Set task: Copy out each line exactly as it appears.

Data extract:
==================================================

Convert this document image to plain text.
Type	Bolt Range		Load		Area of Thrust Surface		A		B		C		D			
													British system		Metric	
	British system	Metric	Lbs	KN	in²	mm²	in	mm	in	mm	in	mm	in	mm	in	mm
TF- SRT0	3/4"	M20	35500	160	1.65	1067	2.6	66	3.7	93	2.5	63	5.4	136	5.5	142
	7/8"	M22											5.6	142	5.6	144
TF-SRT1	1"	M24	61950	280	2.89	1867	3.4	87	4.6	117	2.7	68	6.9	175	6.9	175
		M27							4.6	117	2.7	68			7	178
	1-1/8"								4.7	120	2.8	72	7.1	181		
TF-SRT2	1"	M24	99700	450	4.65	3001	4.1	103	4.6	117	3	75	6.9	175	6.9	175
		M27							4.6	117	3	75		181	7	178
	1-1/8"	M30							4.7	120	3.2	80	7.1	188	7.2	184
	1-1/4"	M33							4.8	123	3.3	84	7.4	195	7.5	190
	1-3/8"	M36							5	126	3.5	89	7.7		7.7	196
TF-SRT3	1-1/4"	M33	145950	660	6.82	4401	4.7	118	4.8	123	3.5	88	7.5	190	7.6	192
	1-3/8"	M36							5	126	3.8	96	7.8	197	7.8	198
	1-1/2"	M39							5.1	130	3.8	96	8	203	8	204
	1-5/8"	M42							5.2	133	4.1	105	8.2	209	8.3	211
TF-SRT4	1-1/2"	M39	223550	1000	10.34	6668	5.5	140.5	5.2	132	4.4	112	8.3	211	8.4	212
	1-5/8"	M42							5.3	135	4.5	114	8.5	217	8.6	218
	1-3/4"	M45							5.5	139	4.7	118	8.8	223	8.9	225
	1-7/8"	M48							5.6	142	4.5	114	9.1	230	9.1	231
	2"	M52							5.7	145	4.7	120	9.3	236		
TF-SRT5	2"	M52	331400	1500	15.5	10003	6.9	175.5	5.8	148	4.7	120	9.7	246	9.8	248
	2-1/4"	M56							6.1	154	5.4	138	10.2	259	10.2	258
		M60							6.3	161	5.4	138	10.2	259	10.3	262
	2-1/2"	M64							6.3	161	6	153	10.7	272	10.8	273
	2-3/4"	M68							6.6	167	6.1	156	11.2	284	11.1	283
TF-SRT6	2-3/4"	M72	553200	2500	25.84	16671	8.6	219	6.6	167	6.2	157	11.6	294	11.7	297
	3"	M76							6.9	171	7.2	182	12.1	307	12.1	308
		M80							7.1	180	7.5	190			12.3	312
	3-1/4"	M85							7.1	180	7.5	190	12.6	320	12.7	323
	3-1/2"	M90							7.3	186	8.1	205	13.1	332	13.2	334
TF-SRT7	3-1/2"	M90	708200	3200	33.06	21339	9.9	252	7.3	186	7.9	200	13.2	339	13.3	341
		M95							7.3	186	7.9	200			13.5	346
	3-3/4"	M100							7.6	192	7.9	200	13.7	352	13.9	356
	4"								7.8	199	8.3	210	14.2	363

==================================================

Finished answer:
Convert this document image to plain text.
Type	Bolt Range		Load		Area of Thrust Surface		A		B		C		D			
													British system		Metric	
	British system	Metric	Lbs	KN	in²	mm²	in	mm	in	mm	in	mm	in	mm	in	mm
TF- SRT0	3/4"	M20	35500	160	1.65	1067	2.6	66	3.7	93	2.5	63	5.4	136	5.5	142
	7/8"	M22											5.6	142	5.6	144
TF-SRT1	1"	M24	61950	280	2.89	1867	3.4	87	4.6	117	2.7	68	6.9	175	6.9	175
		M27							4.6	117	2.7	68			7	178
	1-1/8"								4.7	120	2.8	72	7.1	181		
TF-SRT2	1"	M24	99700	450	4.65	3001	4.1	103	4.6	117	3	75	6.9	175	6.9	175
		M27							4.6	117	3	75		181	7	178
	1-1/8"	M30							4.7	120	3.2	80	7.1	188	7.2	184
	1-1/4"	M33							4.8	123	3.3	84	7.4	195	7.5	190
	1-3/8"	M36							5	126	3.5	89	7.7		7.7	196
TF-SRT3	1-1/4"	M33	145950	660	6.82	4401	4.7	118	4.8	123	3.5	88	7.5	190	7.6	192
	1-3/8"	M36							5	126	3.8	96	7.8	197	7.8	198
	1-1/2"	M39							5.1	130	3.8	96	8	203	8	204
	1-5/8"	M42							5.2	133	4.1	105	8.2	209	8.3	211
TF-SRT4	1-1/2"	M39	223550	1000	10.34	6668	5.5	140.5	5.2	132	4.4	112	8.3	211	8.4	212
	1-5/8"	M42							5.3	135	4.5	114	8.5	217	8.6	218
	1-3/4"	M45							5.5	139	4.7	118	8.8	223	8.9	225
	1-7/8"	M48							5.6	142	4.5	114	9.1	230	9.1	231
	2"	M52							5.7	145	4.7	120	9.3	236		
TF-SRT5	2"	M52	331400	1500	15.5	10003	6.9	175.5	5.8	148	4.7	120	9.7	246	9.8	248
	2-1/4"	M56							6.1	154	5.4	138	10.2	259	10.2	258
		M60							6.3	161	5.4	138	10.2	259	10.3	262
	2-1/2"	M64							6.3	161	6	153	10.7	272	10.8	273
	2-3/4"	M68							6.6	167	6.1	156	11.2	284	11.1	283
TF-SRT6	2-3/4"	M72	553200	2500	25.84	16671	8.6	219	6.6	167	6.2	157	11.6	294	11.7	297
	3"	M76							6.9	171	7.2	182	12.1	307	12.1	308
		M80							7.1	180	7.5	190			12.3	312
	3-1/4"	M85							7.1	180	7.5	190	12.6	320	12.7	323
	3-1/2"	M90							7.3	186	8.1	205	13.1	332	13.2	334
TF-SRT7	3-1/2"	M90	708200	3200	33.06	21339	9.9	252	7.3	186	7.9	200	13.2	339	13.3	341
		M95							7.3	186	7.9	200			13.5	346
	3-3/4"	M100							7.6	192	7.9	200	13.7	352	13.9	356
	4"								7.8	199	8.3	210	14.2	363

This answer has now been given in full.